Your answer should be the lines of the data below that contain "label".

◇ ◇ ◇

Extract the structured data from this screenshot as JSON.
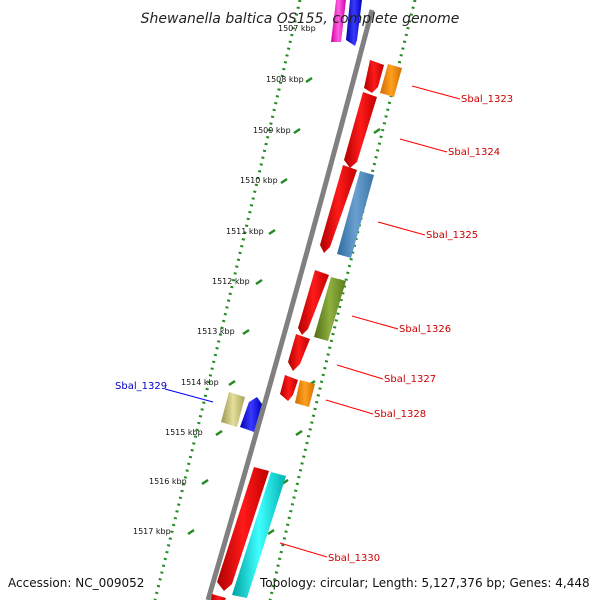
{
  "title": "Shewanella baltica OS155, complete genome",
  "ticks": [
    "1507 kbp",
    "1508 kbp",
    "1509 kbp",
    "1510 kbp",
    "1511 kbp",
    "1512 kbp",
    "1513 kbp",
    "1514 kbp",
    "1515 kbp",
    "1516 kbp",
    "1517 kbp"
  ],
  "genes": [
    {
      "label": "Sbal_1323",
      "color": "#cc0000"
    },
    {
      "label": "Sbal_1324",
      "color": "#cc0000"
    },
    {
      "label": "Sbal_1325",
      "color": "#cc0000"
    },
    {
      "label": "Sbal_1326",
      "color": "#cc0000"
    },
    {
      "label": "Sbal_1327",
      "color": "#cc0000"
    },
    {
      "label": "Sbal_1328",
      "color": "#cc0000"
    },
    {
      "label": "Sbal_1329",
      "color": "#0000cc"
    },
    {
      "label": "Sbal_1330",
      "color": "#cc0000"
    }
  ],
  "footer": {
    "accession": "Accession: NC_009052",
    "topology": "Topology: circular; Length: 5,127,376 bp; Genes: 4,448"
  },
  "colors": {
    "backbone": "#808080",
    "dots": "#228B22",
    "red": "#ff0000",
    "orange": "#ff8c00",
    "steelblue": "#4682b4",
    "olive": "#6b8e23",
    "khaki": "#bdb76b",
    "blue": "#0000ff",
    "cyan": "#00cccc",
    "magenta": "#ff00cc"
  }
}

◇ ◇ ◇

▶ **YOUR SOLUTION**
      "label": "Sbal_1323",
      "label": "Sbal_1324",
      "label": "Sbal_1325",
      "label": "Sbal_1326",
      "label": "Sbal_1327",
      "label": "Sbal_1328",
      "label": "Sbal_1329",
      "label": "Sbal_1330",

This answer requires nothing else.